Miguel Pasquau publica nuevo libro, 'El oficio de decidir'. / Archivo
Daria Zelenska

Granada, 01 de junio 2025 - 13:25

El magistrado de la Sala Civil y Penal del Tribunal Superior de Justicia de Andalucía y catedrático de Derecho Civil en la Universidad de Granada Miguel Pasquau Liaño (Úbeda, 1959) presenta estos días su obra más reciente, El oficio de decidir (Debate), en la que ofrece una mirada sincera y cercana al mundo de la justicia. Con más de dos décadas de experiencia en la judicatura, Pasquau comparte vivencias, reflexiones y dilemas que enfrenta quien tiene la responsabilidad de impartir justicia. En este libro, no solo analiza los aspectos técnicos de su labor, sino que también revela la dimensión humana que acompaña cada resolución judicial.

La obra nace con el objetivo de acercar la justicia a la ciudadanía, fomentar la transparencia y reforzar la confianza pública en las instituciones judiciales. A través de una narrativa honesta y accesible, Pasquau invita al lector a comprender los entresijos de una profesión muchas veces rodeada de mitos y prejuicios.

Pregunta.—En su libro, menciona al legendario rey Salomón y su método de resolver el conflicto proponiendo dividir al niño con una espada ("justicia salomónica"). Escribe que su manera "más que sabiduría, denota impotencia" y habla sobre "miedo salomónico a la injusticia total". ¿Piensa que el legendario rey no era buen juez porque dudaba mucho?

##############################

▶ **Tareas**
1. Pon en una tabla Markdown las líneas de las entradas, desde la primera hasta la que contiene "80, 1668, 968]", ambas incluidas, sin las líneas en blanco. Usa las columnas «Número» y «Línea».
2. Continúa la entrevista a Miguel Pasquau sobre su libro a partir de la última frase.

##############################

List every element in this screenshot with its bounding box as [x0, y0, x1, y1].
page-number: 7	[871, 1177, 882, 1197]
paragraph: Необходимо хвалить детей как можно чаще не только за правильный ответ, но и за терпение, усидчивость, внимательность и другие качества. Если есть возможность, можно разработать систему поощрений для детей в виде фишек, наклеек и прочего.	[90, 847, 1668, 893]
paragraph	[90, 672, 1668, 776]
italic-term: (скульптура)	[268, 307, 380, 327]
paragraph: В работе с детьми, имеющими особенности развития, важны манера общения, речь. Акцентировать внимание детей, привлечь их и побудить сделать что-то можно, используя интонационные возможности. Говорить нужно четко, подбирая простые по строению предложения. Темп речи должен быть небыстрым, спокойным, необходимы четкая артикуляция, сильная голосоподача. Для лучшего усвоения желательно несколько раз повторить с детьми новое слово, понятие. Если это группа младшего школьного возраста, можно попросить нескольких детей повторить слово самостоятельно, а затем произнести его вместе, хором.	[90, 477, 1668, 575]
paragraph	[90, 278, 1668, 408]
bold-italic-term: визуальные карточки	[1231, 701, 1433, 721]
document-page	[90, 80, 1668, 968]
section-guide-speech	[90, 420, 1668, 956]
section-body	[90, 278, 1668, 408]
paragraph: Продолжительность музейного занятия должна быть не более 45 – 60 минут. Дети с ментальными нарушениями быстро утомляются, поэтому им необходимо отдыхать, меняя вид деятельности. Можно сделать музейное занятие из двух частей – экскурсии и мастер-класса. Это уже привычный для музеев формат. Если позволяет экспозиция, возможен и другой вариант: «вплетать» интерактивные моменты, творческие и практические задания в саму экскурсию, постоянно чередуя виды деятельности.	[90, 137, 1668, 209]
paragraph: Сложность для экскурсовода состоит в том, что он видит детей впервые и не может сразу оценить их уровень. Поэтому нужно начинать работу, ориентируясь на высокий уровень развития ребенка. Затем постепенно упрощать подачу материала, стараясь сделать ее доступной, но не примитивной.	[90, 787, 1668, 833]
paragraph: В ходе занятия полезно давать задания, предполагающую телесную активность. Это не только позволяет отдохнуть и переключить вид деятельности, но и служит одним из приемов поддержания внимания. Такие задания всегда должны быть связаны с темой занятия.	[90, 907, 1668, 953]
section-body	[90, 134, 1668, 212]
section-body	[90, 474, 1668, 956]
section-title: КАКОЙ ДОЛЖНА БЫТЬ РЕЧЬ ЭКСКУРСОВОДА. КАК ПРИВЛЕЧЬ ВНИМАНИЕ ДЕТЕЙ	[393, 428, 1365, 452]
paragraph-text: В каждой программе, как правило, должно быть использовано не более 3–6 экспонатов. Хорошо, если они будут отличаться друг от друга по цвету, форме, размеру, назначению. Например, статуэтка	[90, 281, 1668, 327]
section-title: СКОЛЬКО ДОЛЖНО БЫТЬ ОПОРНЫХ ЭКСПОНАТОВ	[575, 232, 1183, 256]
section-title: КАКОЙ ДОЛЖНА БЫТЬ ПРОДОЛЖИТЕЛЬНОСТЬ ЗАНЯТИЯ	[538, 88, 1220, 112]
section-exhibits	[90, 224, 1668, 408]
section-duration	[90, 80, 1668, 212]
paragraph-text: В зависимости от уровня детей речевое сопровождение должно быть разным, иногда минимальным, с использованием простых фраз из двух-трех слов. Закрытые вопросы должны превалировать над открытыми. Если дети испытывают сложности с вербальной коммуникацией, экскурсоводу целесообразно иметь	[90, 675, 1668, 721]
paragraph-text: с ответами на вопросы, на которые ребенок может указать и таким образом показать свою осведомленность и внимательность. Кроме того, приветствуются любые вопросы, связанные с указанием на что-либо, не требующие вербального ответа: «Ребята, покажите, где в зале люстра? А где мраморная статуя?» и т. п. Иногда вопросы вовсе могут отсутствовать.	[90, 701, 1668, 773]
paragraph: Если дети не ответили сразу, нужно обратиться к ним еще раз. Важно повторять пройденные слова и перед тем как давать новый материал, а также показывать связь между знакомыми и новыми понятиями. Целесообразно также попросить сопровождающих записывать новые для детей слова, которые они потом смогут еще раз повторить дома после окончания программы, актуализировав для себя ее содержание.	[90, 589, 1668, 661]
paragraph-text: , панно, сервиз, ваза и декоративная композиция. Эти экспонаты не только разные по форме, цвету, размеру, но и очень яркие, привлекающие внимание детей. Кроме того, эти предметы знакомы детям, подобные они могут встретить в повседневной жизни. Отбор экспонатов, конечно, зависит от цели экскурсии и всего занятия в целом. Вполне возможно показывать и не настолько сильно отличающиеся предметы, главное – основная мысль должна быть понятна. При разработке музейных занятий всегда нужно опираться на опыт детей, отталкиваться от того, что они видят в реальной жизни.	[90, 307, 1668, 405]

##############################

▶ **Respuestas por tarea**
1.
| Número | Línea |
|---|---|
| 1 | List every element in this screenshot with its bounding box as [x0, y0, x1, y1]. |
| 2 | page-number: 7	[871, 1177, 882, 1197] |
| 3 | paragraph: Необходимо хвалить детей как можно чаще не только за правильный ответ, но и за терпение, усидчивость, внимательность и другие качества. Если есть возможность, можно разработать систему поощрений для детей в виде фишек, наклеек и прочего.	[90, 847, 1668, 893] |
| 4 | paragraph	[90, 672, 1668, 776] |
| 5 | italic-term: (скульптура)	[268, 307, 380, 327] |
| 6 | paragraph: В работе с детьми, имеющими особенности развития, важны манера общения, речь. Акцентировать внимание детей, привлечь их и побудить сделать что-то можно, используя интонационные возможности. Говорить нужно четко, подбирая простые по строению предложения. Темп речи должен быть небыстрым, спокойным, необходимы четкая артикуляция, сильная голосоподача. Для лучшего усвоения желательно несколько раз повторить с детьми новое слово, понятие. Если это группа младшего школьного возраста, можно попросить нескольких детей повторить слово самостоятельно, а затем произнести его вместе, хором.	[90, 477, 1668, 575] |
| 7 | paragraph	[90, 278, 1668, 408] |
| 8 | bold-italic-term: визуальные карточки	[1231, 701, 1433, 721] |
| 9 | document-page	[90, 80, 1668, 968] |

2.
Respuesta.—Es que Salomón no hizo de juez, sino de rey sabio. Pidió la espada como un rey para zanjar un asunto con un recurso de sabio: con la paradoja. Y lo consiguió. Tuvo suerte. Pero, ¿qué habría pasado si las dos mujeres hubiesen estado asistidas de abogado y, al unísono hubiesen clamado porque no partiera al niño? ¿Usaría entonces la espada?  Seguramente no. Seguramente llamaría a un juez que interrogase, pidiera opinión de peritos o expertos, examinara por sí el mayor parecido del niño a una madre o a otra, y acabase dando el niño, entero, a una de ellas. Es mejor método el juicio que la espada, aunque aquella mañana a Salomón le saliera bien la jugada, porque una de las dos mujeres fue torpe y no estaba asistida por abogado. Lo peor sería acabar partiendo el niño por impotencia. A eso lo llamamos “justicia salomónica”: como no sabemos quién de los dos dice la verdad, quién tiene mejor derecho, dividimos la verdad y el derecho. Preferimos ser sólo “medio injustos” a la ambición de acertar que contiene el riesgo de equivocarnos del todo (dar el niño a la madre equivocada).

P.—En cambio, escribe sobre Poncio Pilato con cierta simpatía y compasión. ¿Le resulta más comprensible su figura precisamente porque dudaba, porque no era tan categórico en su juicio?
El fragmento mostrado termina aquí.